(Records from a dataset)
★ ★ ★ ★ ★
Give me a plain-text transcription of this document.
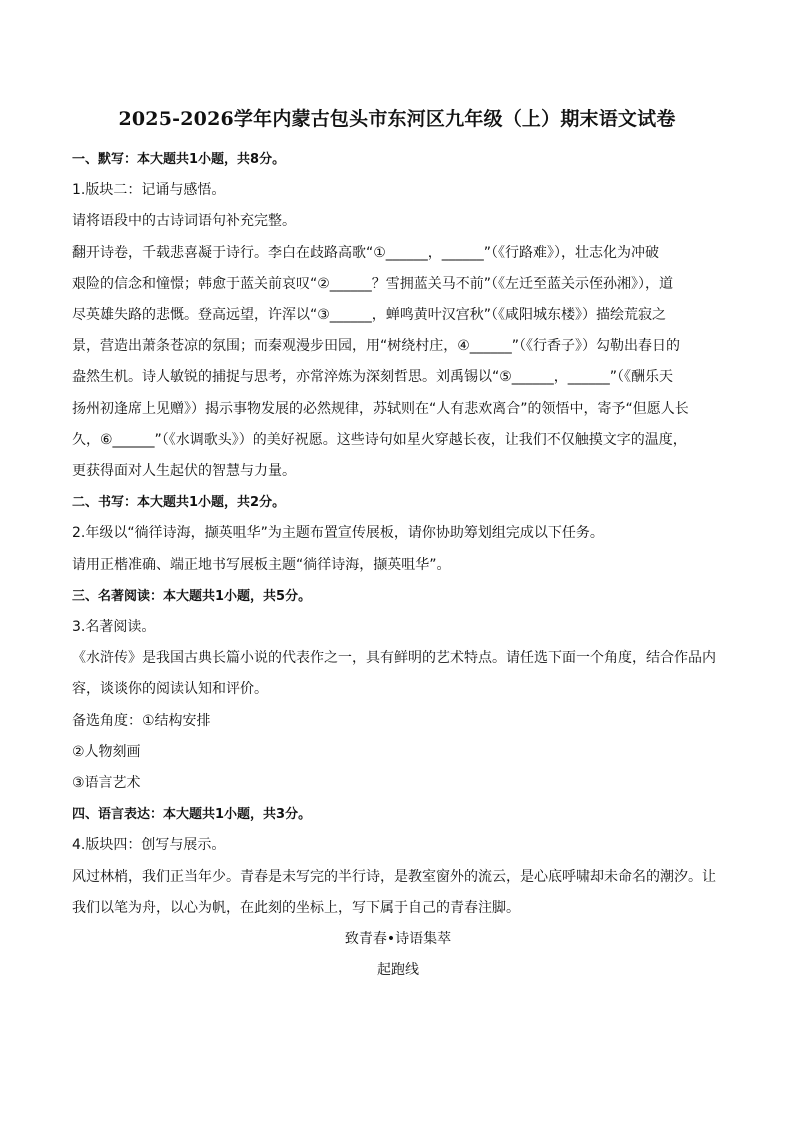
2025-2026学年内蒙古包头市东河区九年级（上）期末语文试卷

一、默写：本大题共1小题，共8分。

1.版块二：记诵与感悟。

请将语段中的古诗词语句补充完整。

翻开诗卷，千载悲喜凝于诗行。李白在歧路高歌“①______，______”（《行路难》），壮志化为冲破

艰险的信念和憧憬；韩愈于蓝关前哀叹“②______？雪拥蓝关马不前”（《左迁至蓝关示侄孙湘》），道

尽英雄失路的悲慨。登高远望，许浑以“③______，蝉鸣黄叶汉宫秋”（《咸阳城东楼》）描绘荒寂之

景，营造出萧条苍凉的氛围；而秦观漫步田园，用“树绕村庄，④______”（《行香子》）勾勒出春日的

盎然生机。诗人敏锐的捕捉与思考，亦常淬炼为深刻哲思。刘禹锡以“⑤______，______”（《酬乐天

扬州初逢席上见赠》）揭示事物发展的必然规律，苏轼则在“人有悲欢离合”的领悟中，寄予“但愿人长

久，⑥______”（《水调歌头》）的美好祝愿。这些诗句如星火穿越长夜，让我们不仅触摸文字的温度，

更获得面对人生起伏的智慧与力量。

二、书写：本大题共1小题，共2分。

2.年级以“徜徉诗海，撷英咀华”为主题布置宣传展板，请你协助筹划组完成以下任务。

请用正楷准确、端正地书写展板主题“徜徉诗海，撷英咀华”。

三、名著阅读：本大题共1小题，共5分。

3.名著阅读。

《水浒传》是我国古典长篇小说的代表作之一，具有鲜明的艺术特点。请任选下面一个角度，结合作品内

容，谈谈你的阅读认知和评价。

备选角度：①结构安排

②人物刻画

③语言艺术

四、语言表达：本大题共1小题，共3分。

4.版块四：创写与展示。

风过林梢，我们正当年少。青春是未写完的半行诗，是教室窗外的流云，是心底呼啸却未命名的潮汐。让

我们以笔为舟，以心为帆，在此刻的坐标上，写下属于自己的青春注脚。

致青春•诗语集萃

起跑线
★ ★ ★ ★ ★
EXERCISE OBJECTIVE:
Every line holding "撷英咀华" should be copied out.

RESULT OF THIS TASK:
2.年级以“徜徉诗海，撷英咀华”为主题布置宣传展板，请你协助筹划组完成以下任务。
请用正楷准确、端正地书写展板主题“徜徉诗海，撷英咀华”。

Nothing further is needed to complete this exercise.